▶ Problem to solve
Check each line of the listing for the word "avec" and give only the number of lines that have it.

(Data records)
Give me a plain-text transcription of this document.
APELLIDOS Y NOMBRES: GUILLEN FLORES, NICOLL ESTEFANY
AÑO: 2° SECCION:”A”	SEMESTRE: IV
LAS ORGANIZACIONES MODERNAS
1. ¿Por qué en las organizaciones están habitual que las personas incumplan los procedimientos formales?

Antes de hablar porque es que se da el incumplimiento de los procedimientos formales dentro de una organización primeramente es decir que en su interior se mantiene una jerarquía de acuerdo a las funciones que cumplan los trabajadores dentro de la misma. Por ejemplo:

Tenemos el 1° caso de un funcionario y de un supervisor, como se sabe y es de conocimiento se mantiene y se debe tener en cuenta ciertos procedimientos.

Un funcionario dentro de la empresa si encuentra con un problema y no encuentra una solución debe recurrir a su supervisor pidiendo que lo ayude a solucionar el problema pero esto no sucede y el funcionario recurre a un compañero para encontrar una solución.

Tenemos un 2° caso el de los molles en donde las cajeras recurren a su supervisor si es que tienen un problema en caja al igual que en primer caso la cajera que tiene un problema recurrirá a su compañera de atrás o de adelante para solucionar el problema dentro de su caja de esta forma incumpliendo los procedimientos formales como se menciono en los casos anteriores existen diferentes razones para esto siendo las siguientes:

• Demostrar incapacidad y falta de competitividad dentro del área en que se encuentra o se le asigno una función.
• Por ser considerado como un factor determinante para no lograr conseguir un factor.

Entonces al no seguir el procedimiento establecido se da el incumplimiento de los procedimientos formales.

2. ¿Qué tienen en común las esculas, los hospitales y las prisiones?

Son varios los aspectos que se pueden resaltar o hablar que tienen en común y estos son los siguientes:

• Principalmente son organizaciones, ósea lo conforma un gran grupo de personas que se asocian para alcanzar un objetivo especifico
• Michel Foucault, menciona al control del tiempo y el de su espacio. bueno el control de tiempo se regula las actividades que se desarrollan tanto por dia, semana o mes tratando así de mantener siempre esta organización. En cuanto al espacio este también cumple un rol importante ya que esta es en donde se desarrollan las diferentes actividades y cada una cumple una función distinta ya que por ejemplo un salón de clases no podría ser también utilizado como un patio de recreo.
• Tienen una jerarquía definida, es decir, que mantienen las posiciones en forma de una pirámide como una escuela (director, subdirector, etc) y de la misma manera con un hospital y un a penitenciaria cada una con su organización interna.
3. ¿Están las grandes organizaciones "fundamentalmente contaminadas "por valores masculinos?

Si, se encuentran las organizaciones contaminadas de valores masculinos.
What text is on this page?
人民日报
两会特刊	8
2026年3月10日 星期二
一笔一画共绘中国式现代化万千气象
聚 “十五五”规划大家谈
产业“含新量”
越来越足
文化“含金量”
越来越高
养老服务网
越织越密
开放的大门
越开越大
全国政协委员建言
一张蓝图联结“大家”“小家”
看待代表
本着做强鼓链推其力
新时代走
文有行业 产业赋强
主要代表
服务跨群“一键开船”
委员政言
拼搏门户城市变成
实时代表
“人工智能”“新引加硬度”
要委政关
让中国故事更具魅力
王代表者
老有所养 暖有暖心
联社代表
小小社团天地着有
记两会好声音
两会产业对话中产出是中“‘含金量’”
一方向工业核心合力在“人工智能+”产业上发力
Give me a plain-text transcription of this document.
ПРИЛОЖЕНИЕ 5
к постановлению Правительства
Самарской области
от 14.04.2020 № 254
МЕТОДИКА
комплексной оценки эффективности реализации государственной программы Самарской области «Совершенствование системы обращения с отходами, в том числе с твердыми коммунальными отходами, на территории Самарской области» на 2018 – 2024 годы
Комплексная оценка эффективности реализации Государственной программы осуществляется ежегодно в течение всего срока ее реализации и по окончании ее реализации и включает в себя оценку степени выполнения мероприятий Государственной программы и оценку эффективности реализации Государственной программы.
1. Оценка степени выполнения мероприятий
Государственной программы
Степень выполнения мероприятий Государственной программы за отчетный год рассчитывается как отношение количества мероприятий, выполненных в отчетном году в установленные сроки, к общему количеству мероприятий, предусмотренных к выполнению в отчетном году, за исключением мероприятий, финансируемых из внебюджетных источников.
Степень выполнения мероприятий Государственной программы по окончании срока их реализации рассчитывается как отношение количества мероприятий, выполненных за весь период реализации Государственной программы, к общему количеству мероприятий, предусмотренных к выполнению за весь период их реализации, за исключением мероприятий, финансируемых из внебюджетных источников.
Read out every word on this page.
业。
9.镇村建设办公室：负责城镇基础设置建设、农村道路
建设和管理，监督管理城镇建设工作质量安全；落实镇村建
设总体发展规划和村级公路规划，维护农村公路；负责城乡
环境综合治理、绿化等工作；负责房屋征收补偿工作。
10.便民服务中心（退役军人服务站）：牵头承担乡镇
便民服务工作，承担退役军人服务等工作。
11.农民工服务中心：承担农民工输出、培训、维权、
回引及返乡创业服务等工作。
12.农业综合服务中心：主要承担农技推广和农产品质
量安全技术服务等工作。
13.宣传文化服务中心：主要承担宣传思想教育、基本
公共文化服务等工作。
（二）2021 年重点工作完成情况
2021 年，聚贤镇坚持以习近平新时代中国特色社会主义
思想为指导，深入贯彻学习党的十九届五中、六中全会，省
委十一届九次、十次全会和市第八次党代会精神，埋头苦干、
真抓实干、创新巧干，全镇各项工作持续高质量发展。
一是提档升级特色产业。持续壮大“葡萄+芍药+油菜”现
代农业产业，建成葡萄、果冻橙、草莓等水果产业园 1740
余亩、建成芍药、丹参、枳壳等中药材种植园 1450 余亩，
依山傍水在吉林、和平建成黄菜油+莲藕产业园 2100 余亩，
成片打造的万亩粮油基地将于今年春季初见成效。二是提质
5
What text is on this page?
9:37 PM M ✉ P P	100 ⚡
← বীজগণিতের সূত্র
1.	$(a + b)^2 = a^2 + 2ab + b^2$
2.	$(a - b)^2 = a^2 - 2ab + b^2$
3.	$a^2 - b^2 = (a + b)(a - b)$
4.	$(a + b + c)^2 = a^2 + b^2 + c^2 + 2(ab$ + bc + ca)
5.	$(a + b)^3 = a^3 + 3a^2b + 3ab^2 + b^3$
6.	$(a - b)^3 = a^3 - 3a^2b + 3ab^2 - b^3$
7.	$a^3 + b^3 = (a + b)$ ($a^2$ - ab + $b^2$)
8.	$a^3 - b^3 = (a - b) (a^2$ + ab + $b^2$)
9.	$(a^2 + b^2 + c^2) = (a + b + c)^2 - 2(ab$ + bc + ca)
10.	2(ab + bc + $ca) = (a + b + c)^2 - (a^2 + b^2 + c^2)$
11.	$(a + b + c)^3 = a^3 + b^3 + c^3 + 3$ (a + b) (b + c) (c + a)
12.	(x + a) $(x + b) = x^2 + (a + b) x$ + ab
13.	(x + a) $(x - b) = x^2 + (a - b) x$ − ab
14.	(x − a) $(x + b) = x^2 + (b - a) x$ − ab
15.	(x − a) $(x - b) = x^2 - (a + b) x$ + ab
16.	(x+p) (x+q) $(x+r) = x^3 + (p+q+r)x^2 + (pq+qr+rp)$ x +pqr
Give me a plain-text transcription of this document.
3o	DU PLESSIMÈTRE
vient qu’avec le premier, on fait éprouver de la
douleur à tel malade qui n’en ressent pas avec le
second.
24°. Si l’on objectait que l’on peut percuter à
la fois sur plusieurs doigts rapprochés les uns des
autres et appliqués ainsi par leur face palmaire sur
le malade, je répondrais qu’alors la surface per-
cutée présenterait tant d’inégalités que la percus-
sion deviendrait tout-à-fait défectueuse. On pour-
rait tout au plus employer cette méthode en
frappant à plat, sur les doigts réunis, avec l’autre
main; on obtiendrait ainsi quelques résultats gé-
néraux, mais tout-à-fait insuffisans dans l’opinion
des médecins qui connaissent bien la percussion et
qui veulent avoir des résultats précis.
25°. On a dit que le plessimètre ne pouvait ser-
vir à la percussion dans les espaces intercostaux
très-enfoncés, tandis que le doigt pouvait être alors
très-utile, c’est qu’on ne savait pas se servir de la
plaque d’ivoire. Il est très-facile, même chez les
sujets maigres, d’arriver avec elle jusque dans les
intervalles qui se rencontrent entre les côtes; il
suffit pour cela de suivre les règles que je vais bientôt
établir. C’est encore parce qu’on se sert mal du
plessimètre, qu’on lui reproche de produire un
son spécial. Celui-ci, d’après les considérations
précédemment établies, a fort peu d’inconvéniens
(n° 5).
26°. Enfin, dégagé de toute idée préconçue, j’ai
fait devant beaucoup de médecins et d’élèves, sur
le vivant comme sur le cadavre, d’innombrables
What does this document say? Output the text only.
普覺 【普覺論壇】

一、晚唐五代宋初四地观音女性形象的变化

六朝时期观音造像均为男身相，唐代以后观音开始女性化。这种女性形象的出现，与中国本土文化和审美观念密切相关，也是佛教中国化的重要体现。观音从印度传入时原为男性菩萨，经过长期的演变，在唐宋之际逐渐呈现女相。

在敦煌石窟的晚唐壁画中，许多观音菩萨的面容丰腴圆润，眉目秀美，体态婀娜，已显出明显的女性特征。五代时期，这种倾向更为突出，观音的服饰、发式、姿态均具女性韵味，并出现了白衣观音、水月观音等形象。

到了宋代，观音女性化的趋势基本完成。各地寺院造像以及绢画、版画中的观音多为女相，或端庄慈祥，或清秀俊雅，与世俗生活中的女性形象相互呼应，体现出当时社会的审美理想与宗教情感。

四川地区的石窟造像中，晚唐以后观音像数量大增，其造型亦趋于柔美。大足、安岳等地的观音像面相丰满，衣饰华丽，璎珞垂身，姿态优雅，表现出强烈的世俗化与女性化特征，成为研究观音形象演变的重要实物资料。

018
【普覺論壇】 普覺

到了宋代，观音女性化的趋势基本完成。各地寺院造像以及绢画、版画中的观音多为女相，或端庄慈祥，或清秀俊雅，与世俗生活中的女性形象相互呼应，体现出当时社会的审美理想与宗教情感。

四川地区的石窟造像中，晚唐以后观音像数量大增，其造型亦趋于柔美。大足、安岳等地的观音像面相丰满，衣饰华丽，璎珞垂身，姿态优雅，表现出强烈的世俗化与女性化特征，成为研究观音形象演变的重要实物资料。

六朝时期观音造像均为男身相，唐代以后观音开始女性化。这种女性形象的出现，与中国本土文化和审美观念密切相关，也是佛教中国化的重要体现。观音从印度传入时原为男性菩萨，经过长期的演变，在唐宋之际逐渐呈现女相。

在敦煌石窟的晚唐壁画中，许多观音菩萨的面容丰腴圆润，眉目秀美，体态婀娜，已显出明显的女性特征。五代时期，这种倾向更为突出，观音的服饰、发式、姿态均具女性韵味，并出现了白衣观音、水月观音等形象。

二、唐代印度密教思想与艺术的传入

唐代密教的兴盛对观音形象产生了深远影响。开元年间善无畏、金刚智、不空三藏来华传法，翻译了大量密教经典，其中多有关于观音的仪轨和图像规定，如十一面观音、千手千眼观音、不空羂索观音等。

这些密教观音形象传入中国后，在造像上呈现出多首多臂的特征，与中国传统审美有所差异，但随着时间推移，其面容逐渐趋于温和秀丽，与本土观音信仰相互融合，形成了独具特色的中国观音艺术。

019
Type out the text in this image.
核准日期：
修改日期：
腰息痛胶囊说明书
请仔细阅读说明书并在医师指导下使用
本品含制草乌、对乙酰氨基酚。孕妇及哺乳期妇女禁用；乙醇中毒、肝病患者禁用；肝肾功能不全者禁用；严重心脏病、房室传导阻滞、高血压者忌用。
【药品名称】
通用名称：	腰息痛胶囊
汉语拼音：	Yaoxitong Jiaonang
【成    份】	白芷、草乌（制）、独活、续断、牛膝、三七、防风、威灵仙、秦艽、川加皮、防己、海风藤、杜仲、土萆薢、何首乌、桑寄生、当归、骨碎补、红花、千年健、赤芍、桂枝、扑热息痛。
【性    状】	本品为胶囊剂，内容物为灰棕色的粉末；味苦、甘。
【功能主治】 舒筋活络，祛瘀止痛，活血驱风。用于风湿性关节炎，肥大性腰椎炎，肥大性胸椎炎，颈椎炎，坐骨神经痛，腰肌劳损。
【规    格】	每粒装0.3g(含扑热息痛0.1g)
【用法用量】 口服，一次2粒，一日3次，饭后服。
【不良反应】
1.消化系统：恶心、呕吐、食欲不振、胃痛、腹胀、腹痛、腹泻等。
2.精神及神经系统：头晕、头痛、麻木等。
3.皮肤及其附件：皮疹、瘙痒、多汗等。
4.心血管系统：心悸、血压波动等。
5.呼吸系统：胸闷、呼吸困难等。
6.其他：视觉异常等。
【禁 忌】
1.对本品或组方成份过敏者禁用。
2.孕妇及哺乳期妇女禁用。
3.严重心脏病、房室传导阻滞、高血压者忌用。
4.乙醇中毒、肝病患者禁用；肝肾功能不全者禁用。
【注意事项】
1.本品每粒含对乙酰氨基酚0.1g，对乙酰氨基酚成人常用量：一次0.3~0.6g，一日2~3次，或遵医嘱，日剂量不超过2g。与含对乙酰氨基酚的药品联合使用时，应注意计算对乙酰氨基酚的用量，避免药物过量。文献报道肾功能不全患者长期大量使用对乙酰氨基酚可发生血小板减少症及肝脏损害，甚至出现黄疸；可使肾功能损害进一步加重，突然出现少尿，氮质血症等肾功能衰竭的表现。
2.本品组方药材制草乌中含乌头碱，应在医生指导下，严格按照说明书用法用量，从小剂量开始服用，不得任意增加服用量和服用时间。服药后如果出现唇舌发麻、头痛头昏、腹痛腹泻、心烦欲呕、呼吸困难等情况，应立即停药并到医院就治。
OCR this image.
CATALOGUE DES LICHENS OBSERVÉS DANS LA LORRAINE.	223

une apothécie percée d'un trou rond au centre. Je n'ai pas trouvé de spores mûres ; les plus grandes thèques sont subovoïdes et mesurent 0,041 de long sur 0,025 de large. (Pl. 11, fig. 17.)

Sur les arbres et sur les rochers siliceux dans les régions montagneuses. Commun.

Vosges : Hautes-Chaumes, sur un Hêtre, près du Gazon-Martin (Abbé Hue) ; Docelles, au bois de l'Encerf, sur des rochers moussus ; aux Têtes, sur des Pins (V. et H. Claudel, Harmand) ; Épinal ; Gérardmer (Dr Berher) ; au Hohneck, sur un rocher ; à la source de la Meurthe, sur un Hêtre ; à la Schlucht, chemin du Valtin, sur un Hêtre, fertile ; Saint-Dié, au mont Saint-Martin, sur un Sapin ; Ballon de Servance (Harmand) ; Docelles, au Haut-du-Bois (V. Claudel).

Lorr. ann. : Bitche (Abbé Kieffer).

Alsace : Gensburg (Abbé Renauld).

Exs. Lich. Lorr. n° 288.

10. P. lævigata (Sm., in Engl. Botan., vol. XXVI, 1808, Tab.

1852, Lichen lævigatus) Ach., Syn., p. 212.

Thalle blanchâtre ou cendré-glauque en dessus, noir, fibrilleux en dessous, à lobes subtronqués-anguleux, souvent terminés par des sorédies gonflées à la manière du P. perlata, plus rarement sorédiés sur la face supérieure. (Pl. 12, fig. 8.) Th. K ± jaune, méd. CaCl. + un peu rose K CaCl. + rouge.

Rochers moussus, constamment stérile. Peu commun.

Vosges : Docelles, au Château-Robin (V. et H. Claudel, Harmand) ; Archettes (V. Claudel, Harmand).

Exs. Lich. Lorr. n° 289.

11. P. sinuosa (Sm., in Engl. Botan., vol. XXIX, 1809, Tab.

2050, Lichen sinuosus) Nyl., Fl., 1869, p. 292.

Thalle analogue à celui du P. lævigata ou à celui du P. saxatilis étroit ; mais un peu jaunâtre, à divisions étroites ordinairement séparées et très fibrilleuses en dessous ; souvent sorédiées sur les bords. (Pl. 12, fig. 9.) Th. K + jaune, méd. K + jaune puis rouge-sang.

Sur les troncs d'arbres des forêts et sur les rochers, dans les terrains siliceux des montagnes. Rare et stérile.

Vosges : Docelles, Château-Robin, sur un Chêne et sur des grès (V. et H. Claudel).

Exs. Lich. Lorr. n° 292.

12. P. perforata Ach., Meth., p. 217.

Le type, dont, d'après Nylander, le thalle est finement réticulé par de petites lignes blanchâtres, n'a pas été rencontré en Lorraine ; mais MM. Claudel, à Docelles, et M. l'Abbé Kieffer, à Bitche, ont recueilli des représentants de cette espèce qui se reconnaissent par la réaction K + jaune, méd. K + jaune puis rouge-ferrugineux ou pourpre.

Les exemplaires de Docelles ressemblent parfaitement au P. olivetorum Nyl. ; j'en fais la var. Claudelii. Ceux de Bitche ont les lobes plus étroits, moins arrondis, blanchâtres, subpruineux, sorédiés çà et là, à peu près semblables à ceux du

▶ Solution below
4